Book Club Resource Surpasses 1,000 Sets

This fantastic collection couldn't have been built without the support of libraries and authors across Colorado.

Over the last few years, the Colorado Book Club Resource (BCR) has massively expanded. When I joined the State Library in the summer of 2019, the BCR stood at about 250 book club sets, which already seemed like a substantial (and very cool) collection. And so it was! But there was room for improvement. To start, we standardized the number of books in a set; now, you can reliably expect that every set will have at least eight copies, enough to cover the needs of most book clubs. We expanded the diversity of the catalog to better reflect the needs of Colorado’s people. We expanded the selection of works by Colorado authors and set up ways for book clubs to connect with these authors.

Today, the collection has quadrupled and lending has almost doubled compared to 2019. In an age where screens dominate, there are still plenty of people who love the feel of a physical book they can share with friends. The Book Club Resource makes it free and easy for reading groups and educators all across the state to get the titles they need for a group read.

The collection also acts as a sort of repository for books libraries find themselves wanting to weed, usually due to a low number of checkouts. But we know that book club books can be fickle — one moment a title is so popular, until the next big thing is released, and libraries don’t always have the space to house many copies of books forever. But we do! Although, alas, space is a consideration for us too, we are happy to give those sets a new lease on life because long-running book clubs often find themselves wanting to read the book club hits of the past. You can find many of them in the BCR, as well as newer popular releases, classics, literary fiction, genre fiction, nonfiction, essays, poetry, local interest, humor, history, graphic novels, biographies… If there’s a book club for it, we have something for you to read!

There are so many hidden gems to be found in the collection, ten* of which I’d like to share with you in celebration of the thousand sets milestone. A big thank you goes out to all the libraries and authors who have contributed books to the collection!
•••••
» Job 1
According to the book club article, why is the Book Club Resource glad to take in the sets that libraries want to weed?
» Job 2
From the entries below, take the lines from the one with "undo-button[interactable]: UNDO [327,434,407,500]" up to and including the one with "dozen-bet-3[interactable]: 3 RD", and give them as a Markdown table with columns Row and Line. Put a row number in Row and leave out blank lines.

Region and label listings
•••••
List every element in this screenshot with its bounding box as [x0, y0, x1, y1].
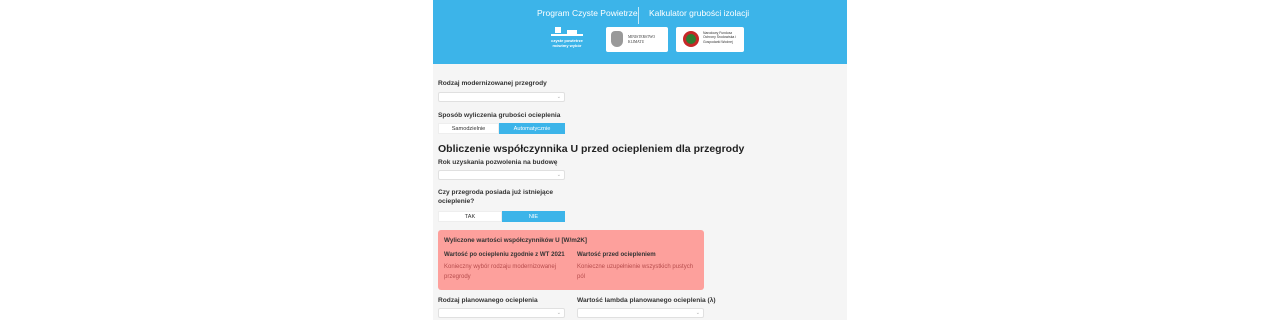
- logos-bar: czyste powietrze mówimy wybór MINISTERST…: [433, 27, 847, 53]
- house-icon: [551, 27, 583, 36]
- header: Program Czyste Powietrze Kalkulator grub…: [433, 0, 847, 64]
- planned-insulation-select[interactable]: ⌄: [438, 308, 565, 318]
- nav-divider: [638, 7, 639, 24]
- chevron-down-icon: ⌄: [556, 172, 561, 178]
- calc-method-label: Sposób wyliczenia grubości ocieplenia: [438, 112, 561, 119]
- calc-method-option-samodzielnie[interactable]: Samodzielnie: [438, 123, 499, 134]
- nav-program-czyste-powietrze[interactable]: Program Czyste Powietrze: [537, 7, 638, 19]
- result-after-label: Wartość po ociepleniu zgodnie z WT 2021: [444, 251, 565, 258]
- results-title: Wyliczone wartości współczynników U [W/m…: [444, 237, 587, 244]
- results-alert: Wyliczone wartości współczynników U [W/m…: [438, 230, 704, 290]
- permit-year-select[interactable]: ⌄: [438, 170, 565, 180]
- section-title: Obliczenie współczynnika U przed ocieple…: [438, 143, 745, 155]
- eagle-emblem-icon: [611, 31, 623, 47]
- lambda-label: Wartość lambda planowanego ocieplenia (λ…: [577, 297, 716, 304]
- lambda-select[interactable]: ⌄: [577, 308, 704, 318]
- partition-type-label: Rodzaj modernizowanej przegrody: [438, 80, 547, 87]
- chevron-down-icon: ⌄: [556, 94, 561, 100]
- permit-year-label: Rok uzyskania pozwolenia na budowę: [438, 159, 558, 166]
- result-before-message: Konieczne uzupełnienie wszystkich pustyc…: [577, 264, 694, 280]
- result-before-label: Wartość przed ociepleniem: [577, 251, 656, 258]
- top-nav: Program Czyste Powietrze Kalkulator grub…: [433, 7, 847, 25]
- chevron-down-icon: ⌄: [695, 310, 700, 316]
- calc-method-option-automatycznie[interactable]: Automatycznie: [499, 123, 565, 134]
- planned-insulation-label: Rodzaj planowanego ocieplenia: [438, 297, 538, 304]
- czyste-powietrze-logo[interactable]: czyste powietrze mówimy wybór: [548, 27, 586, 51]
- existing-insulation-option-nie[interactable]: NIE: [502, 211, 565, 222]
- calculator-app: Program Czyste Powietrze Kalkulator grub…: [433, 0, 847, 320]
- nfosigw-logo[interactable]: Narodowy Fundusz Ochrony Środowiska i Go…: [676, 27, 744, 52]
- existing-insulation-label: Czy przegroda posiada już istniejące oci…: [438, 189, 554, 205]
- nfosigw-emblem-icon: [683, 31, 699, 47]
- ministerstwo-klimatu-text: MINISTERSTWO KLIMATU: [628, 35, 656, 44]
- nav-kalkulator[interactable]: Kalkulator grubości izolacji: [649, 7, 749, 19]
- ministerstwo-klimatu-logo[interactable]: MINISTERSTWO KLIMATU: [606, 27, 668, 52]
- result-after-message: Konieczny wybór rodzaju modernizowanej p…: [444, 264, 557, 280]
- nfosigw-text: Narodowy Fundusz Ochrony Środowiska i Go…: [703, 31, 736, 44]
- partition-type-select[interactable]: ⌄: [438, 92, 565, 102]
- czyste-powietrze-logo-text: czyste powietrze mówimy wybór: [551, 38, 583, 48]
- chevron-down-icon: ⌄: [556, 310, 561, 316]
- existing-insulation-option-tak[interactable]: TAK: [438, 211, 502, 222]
•••••
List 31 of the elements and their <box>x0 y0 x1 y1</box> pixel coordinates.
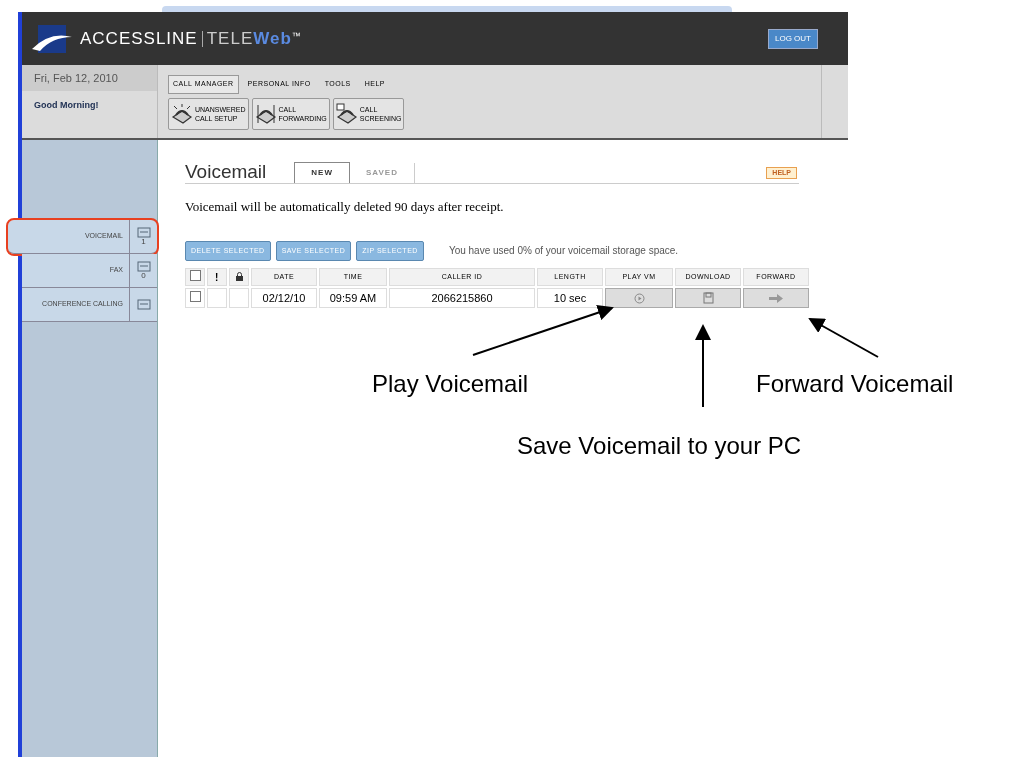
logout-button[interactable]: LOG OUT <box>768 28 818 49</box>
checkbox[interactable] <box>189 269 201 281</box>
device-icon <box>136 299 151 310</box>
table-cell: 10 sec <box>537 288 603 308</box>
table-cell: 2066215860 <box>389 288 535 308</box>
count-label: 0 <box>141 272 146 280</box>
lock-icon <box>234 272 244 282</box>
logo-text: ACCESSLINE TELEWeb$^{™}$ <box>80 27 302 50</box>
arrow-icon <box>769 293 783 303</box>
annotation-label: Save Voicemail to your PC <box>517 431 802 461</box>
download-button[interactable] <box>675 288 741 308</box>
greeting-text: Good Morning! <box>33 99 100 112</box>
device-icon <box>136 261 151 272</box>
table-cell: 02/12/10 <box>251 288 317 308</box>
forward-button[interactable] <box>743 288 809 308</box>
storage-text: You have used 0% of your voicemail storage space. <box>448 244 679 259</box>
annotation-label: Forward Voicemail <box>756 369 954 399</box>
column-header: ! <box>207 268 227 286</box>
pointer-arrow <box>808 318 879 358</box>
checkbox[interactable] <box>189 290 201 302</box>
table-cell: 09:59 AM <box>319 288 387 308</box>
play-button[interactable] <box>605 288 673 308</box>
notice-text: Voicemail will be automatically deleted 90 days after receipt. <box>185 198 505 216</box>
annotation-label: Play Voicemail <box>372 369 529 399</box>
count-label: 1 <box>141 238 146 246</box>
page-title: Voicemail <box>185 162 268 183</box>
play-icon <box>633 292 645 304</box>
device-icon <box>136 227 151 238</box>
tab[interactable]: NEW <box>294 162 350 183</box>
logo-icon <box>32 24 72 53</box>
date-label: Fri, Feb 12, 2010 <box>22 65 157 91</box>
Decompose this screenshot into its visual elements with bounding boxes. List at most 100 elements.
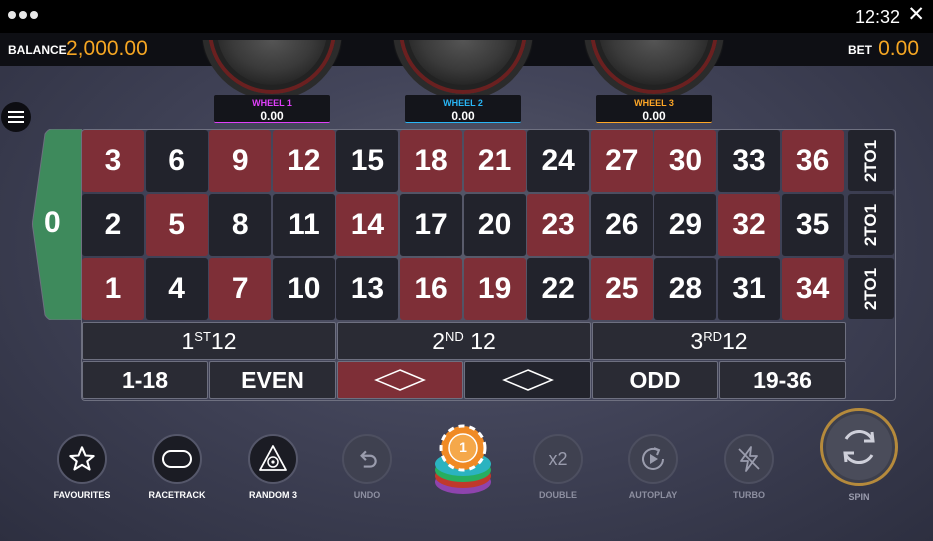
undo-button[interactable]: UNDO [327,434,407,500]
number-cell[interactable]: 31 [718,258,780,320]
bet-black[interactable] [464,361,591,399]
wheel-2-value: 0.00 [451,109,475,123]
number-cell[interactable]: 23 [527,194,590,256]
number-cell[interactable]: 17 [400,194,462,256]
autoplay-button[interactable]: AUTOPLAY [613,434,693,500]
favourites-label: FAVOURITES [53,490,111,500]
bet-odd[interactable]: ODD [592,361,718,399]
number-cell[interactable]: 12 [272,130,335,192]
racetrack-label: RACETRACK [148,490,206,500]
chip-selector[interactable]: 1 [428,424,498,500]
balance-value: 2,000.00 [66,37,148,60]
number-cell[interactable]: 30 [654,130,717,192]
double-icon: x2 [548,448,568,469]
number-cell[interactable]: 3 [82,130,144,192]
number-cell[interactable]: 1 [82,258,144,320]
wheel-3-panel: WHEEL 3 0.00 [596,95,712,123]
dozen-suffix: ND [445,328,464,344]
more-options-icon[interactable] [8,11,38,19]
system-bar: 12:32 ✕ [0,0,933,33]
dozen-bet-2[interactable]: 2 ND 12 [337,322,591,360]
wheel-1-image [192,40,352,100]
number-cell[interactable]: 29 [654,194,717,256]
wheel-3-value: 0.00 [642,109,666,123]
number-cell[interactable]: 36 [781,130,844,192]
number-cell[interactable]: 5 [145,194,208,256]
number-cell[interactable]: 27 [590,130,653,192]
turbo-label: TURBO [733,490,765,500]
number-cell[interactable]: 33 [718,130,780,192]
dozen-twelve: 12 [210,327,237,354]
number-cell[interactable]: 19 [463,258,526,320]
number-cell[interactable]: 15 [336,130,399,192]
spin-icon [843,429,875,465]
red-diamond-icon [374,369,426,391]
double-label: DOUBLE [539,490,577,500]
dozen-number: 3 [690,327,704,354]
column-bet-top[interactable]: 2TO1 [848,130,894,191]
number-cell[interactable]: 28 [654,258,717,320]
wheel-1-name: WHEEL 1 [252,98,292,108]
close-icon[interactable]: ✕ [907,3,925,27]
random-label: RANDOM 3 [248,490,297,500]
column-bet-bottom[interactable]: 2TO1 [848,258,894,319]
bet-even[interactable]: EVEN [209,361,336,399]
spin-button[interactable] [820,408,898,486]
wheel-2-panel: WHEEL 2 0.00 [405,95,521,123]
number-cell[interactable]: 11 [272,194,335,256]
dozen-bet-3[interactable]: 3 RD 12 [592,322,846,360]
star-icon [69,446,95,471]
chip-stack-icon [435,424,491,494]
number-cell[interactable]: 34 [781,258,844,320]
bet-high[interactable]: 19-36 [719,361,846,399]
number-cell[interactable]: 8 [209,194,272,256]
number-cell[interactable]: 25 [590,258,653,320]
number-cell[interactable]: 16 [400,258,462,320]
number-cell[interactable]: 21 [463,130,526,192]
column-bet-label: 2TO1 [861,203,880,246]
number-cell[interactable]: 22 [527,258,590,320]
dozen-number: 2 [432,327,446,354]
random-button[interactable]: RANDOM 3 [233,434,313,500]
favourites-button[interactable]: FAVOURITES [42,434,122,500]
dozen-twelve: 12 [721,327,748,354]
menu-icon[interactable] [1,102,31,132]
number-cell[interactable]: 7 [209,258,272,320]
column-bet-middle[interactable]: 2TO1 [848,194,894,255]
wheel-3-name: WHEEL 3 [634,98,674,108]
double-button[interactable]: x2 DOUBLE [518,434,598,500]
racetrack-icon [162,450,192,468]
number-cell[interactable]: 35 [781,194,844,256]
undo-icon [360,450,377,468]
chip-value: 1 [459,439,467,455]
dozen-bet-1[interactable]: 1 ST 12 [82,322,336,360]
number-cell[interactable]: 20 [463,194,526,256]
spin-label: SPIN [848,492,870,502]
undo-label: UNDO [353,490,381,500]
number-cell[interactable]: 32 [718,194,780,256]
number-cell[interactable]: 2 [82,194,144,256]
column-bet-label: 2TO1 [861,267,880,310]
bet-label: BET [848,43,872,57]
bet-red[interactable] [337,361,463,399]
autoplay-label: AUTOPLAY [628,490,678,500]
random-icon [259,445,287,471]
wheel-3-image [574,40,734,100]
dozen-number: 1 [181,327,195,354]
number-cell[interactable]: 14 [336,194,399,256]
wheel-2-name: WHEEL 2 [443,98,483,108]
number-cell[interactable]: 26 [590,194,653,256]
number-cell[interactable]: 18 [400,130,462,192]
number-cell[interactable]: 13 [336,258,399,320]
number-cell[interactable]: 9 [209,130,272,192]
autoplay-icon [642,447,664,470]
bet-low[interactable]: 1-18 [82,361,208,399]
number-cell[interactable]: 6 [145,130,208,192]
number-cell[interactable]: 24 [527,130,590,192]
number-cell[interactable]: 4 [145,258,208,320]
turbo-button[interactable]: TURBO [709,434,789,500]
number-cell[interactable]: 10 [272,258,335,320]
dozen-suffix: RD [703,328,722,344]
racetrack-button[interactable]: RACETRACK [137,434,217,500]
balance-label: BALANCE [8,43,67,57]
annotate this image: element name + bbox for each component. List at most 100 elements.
•••••
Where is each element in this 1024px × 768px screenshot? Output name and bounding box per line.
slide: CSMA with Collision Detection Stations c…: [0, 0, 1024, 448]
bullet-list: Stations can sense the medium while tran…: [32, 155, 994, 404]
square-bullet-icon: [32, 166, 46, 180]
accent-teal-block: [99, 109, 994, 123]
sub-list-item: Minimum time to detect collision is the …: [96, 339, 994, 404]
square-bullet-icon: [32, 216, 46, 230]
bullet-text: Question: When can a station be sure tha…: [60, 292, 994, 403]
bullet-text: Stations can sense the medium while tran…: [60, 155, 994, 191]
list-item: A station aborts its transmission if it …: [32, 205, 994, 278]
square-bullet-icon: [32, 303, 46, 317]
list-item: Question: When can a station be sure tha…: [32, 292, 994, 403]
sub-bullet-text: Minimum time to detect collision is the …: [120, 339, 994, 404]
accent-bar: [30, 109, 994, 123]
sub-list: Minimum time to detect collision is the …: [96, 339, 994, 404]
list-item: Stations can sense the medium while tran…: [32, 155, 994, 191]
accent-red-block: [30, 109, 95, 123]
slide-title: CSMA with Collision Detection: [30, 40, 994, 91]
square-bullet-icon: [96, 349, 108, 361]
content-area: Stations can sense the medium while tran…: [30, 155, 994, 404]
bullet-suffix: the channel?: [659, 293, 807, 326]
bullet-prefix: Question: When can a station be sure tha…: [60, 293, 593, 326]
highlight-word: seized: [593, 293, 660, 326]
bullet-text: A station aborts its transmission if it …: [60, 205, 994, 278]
•••••
» Expected answer 1
Book club titles rise and fall in popularity, and libraries often weed them after checkouts drop because they lack space to keep many copies forever. The Book Club Resource gives those sets a new lease on life because long-running book clubs often want to read the book club hits of the past.

» Expected answer 2
| Row | Line |
|---|---|
| 1 | undo-button[interactable]: UNDO [327,434,407,500] |
| 2 | number-cell[interactable]: 31 [718,258,780,320] |
| 3 | bet-black[interactable] [464,361,591,399] |
| 4 | wheel-2-value: 0.00 [451,109,475,123] |
| 5 | number-cell[interactable]: 23 [527,194,590,256] |
| 6 | number-cell[interactable]: 17 [400,194,462,256] |
| 7 | autoplay-button[interactable]: AUTOPLAY [613,434,693,500] |
| 8 | favourites-label: FAVOURITES [53,490,111,500] |
| 9 | bet-odd[interactable]: ODD [592,361,718,399] |
| 10 | number-cell[interactable]: 12 [272,130,335,192] |
| 11 | racetrack-label: RACETRACK [148,490,206,500] |
| 12 | chip-selector[interactable]: 1 [428,424,498,500] |
| 13 | balance-value: 2,000.00 [66,37,148,60] |
| 14 | number-cell[interactable]: 30 [654,130,717,192] |
| 15 | double-icon: x2 [548,448,568,469] |
| 16 | number-cell[interactable]: 3 [82,130,144,192] |
| 17 | number-cell[interactable]: 1 [82,258,144,320] |
| 18 | wheel-3-panel: WHEEL 3 0.00 [596,95,712,123] |
| 19 | dozen-suffix: ND [445,328,464,344] |
| 20 | more-options-icon[interactable] [8,11,38,19] |
| 21 | system-bar: 12:32 ✕ [0,0,933,33] |
| 22 | dozen-bet-2[interactable]: 2 ND 12 [337,322,591,360] |
| 23 | wheel-1-image [192,40,352,100] |
| 24 | number-cell[interactable]: 29 [654,194,717,256] |
| 25 | wheel-3-value: 0.00 [642,109,666,123] |
| 26 | number-cell[interactable]: 36 [781,130,844,192] |
| 27 | number-cell[interactable]: 5 [145,194,208,256] |
| 28 | number-cell[interactable]: 27 [590,130,653,192] |
| 29 | turbo-label: TURBO [733,490,765,500] |
| 30 | number-cell[interactable]: 33 [718,130,780,192] |
| 31 | dozen-twelve: 12 [210,327,237,354] |
| 32 | number-cell[interactable]: 19 [463,258,526,320] |
| 33 | number-cell[interactable]: 15 [336,130,399,192] |
| 34 | spin-icon [843,429,875,465] |
| 35 | red-diamond-icon [374,369,426,391] |
| 36 | double-label: DOUBLE [539,490,577,500] |
| 37 | dozen-number: 3 [690,327,704,354] |
| 38 | column-bet-top[interactable]: 2TO1 [848,130,894,191] |
| 39 | number-cell[interactable]: 28 [654,258,717,320] |
| 40 | wheel-1-name: WHEEL 1 [252,98,292,108] |
| 41 | close-icon[interactable]: ✕ [907,3,925,27] |
| 42 | random-label: RANDOM 3 [248,490,297,500] |
| 43 | column-bet-bottom[interactable]: 2TO1 [848,258,894,319] |
| 44 | bet-even[interactable]: EVEN [209,361,336,399] |
| 45 | spin-button[interactable] [820,408,898,486] |
| 46 | wheel-2-panel: WHEEL 2 0.00 [405,95,521,123] |
| 47 | number-cell[interactable]: 11 [272,194,335,256] |
| 48 | dozen-bet-3[interactable]: 3 RD 12 [592,322,846,360] |